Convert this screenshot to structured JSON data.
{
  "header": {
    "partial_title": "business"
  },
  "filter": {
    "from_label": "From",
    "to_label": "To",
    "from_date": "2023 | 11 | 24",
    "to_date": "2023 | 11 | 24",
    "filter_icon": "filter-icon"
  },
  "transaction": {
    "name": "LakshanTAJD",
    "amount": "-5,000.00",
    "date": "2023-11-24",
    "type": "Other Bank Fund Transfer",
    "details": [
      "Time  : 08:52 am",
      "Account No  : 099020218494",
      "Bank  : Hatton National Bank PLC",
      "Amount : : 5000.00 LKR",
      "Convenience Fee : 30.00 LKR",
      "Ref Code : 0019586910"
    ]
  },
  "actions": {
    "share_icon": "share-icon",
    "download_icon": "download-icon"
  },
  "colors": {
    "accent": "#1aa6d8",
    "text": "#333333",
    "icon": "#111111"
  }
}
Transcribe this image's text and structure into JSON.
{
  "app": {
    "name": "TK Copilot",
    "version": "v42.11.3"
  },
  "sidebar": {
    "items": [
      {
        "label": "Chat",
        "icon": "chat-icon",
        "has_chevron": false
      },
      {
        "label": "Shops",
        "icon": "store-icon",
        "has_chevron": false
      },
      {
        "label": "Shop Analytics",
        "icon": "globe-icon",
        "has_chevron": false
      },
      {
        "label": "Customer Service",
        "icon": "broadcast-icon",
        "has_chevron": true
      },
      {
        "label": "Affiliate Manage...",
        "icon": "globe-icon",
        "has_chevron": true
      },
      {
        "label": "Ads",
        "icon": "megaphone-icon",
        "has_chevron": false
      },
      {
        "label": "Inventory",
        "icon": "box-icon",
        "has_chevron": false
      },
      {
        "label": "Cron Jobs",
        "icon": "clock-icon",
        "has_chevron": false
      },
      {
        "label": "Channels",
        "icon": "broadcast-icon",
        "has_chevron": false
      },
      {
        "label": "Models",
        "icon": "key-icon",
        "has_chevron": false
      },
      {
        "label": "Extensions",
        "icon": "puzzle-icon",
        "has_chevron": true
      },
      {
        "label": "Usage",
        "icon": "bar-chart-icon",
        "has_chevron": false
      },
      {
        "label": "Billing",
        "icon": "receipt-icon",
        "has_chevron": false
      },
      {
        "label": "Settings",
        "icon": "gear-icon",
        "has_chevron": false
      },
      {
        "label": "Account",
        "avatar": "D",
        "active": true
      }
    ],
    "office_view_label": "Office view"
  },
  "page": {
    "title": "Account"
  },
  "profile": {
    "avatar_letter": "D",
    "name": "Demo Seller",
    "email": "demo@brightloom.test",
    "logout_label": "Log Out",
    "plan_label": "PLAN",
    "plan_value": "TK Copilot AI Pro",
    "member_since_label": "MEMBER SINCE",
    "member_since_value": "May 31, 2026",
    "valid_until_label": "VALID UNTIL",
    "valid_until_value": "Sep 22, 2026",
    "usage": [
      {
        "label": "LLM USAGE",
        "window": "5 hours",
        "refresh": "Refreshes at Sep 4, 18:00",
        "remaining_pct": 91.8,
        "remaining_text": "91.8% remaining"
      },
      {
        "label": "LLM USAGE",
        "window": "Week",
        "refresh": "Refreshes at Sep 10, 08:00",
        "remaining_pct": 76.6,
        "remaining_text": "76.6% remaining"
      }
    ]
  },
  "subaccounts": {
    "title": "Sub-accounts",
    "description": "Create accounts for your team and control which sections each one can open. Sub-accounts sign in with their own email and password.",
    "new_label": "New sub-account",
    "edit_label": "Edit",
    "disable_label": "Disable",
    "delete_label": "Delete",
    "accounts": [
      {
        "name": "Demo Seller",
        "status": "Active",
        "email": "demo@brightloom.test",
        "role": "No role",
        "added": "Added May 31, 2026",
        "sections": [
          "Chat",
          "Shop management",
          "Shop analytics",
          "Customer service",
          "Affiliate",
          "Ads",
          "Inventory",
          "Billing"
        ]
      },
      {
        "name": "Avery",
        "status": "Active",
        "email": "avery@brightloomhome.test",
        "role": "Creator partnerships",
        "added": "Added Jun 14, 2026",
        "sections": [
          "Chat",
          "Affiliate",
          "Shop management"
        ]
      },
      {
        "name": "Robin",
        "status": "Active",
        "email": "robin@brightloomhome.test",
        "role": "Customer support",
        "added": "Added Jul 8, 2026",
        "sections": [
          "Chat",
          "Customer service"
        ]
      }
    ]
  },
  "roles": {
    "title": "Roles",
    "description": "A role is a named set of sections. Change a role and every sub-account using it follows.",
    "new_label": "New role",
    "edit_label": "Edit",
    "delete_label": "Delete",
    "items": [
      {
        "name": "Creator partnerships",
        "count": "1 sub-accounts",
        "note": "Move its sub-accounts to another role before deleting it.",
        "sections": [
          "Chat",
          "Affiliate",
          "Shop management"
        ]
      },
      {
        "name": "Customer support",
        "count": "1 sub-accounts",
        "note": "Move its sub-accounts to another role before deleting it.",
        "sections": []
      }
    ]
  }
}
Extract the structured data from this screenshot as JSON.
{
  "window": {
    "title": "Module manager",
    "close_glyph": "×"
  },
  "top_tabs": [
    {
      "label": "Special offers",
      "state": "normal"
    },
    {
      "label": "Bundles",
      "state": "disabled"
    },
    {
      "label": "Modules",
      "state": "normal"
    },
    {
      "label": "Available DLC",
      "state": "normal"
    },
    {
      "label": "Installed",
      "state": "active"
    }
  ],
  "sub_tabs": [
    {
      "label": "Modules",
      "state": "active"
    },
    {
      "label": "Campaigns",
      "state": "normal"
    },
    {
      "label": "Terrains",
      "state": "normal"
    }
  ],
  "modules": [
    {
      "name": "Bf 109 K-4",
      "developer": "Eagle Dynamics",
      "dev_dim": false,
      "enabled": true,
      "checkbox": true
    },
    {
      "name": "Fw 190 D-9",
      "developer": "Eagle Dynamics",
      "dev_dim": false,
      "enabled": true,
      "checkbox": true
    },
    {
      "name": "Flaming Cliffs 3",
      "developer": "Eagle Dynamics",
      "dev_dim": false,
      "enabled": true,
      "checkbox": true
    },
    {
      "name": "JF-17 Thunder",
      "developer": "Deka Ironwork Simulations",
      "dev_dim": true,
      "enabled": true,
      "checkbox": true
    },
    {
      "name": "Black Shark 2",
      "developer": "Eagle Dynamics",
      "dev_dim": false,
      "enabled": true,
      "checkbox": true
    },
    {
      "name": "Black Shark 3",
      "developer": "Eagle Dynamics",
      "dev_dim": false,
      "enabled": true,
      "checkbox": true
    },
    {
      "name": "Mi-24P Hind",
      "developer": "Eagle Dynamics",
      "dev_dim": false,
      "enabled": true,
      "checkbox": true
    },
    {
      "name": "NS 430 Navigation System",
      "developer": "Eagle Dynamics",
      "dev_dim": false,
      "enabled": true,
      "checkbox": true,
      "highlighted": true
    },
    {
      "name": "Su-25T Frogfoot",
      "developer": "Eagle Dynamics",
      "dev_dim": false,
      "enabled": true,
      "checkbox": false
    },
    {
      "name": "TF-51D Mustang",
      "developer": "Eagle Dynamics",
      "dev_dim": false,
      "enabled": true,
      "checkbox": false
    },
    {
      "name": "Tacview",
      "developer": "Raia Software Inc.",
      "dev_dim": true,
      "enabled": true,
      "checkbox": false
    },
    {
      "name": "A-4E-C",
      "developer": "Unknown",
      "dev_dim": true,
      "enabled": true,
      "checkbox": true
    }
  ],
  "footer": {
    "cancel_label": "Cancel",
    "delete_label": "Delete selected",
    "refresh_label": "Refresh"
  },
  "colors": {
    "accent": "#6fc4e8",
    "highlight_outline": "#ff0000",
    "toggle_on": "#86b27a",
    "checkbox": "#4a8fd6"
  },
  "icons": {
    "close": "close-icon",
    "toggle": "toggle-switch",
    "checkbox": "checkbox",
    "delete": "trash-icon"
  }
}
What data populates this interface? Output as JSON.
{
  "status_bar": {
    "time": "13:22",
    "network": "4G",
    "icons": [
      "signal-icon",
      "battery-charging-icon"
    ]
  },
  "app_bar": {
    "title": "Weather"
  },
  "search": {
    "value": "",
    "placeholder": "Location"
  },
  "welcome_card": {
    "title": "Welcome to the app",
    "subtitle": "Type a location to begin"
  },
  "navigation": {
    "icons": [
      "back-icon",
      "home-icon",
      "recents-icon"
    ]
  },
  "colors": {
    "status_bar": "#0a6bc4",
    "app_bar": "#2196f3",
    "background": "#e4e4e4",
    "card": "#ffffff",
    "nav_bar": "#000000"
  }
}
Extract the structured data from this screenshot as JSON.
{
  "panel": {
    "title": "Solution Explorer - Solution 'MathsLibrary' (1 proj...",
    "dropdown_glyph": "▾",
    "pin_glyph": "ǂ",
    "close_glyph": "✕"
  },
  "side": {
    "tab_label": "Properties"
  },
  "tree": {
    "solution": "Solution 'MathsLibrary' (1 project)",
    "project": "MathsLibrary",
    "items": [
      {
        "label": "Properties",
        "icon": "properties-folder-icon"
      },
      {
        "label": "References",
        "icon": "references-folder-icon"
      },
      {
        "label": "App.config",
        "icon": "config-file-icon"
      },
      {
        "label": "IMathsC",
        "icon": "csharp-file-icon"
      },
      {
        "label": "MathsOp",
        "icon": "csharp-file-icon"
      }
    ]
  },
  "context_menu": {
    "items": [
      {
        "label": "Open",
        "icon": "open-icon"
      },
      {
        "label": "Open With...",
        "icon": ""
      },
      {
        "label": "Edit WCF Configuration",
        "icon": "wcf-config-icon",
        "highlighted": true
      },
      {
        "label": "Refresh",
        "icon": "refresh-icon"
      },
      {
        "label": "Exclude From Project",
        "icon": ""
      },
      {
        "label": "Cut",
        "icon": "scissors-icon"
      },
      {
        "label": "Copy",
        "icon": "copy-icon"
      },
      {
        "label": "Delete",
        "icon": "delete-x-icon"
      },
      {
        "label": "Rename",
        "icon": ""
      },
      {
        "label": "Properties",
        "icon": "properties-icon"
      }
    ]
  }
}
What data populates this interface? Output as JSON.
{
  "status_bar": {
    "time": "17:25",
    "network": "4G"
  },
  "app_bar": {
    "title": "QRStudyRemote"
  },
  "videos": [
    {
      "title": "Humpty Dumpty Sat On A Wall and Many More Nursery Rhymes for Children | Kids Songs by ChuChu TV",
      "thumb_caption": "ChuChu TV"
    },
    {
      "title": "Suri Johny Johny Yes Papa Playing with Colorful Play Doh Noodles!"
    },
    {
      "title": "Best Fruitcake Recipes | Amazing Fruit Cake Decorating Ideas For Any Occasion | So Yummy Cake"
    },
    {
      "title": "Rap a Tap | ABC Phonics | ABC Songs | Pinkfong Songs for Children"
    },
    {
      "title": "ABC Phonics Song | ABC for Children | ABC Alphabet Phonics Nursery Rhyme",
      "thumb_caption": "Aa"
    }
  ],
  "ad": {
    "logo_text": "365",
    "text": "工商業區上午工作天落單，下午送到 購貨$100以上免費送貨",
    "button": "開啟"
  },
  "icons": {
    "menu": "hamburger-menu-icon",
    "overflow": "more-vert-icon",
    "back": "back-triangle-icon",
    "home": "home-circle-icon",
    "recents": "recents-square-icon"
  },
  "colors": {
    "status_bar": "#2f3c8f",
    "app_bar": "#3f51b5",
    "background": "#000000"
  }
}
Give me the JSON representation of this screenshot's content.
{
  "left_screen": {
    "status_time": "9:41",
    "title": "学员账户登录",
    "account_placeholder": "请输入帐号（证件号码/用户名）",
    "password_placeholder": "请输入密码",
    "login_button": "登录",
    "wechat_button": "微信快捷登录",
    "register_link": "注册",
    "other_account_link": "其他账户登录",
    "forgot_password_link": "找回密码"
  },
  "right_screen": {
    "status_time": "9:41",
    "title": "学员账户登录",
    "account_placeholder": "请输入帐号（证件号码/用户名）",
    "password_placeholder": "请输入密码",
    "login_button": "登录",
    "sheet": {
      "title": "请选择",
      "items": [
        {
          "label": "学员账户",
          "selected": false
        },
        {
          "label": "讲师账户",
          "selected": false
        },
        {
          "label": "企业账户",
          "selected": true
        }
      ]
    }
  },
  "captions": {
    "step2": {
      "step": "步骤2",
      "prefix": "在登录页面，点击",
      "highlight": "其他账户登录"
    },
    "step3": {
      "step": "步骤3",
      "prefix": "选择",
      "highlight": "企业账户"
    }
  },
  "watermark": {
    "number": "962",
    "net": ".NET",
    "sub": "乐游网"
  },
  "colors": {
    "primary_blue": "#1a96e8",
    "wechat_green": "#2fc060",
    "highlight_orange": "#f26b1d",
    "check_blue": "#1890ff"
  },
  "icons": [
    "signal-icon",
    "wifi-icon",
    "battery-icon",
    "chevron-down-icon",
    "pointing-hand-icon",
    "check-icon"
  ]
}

··········

### Problem to solve
Copy each line of the data that contains the word "Shark".

### Reply to the task
      "name": "Black Shark 2",
      "name": "Black Shark 3",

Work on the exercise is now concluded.